» **TASK INSTRUCTIONS**
Copy each line of the records that holds the string "Government".

--

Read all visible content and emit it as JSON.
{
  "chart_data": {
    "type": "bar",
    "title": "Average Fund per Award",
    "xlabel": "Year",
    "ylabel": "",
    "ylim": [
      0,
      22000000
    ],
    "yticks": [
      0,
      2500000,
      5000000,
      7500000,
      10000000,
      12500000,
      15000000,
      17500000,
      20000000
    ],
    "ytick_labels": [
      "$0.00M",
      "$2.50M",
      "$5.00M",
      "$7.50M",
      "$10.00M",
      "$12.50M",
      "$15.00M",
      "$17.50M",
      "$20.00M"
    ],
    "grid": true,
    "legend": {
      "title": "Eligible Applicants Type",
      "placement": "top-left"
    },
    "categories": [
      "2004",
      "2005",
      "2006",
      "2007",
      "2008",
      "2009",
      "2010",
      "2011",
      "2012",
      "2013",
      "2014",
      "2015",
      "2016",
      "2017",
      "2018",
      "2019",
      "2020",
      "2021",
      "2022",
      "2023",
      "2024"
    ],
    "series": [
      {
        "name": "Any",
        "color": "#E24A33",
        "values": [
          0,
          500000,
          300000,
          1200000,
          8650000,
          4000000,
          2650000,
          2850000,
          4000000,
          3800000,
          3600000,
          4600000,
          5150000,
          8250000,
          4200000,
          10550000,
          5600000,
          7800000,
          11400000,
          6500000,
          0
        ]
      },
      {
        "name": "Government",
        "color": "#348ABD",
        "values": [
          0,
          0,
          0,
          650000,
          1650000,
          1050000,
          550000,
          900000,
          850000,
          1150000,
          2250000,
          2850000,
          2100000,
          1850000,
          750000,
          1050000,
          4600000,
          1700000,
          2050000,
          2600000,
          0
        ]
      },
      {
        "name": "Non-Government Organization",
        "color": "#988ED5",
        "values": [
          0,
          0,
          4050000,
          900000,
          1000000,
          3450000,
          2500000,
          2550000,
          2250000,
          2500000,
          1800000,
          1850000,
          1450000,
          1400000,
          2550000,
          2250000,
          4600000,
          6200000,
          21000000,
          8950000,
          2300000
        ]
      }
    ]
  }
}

--

» **WRITTEN SOLUTION**
        "name": "Government",
        "name": "Non-Government Organization",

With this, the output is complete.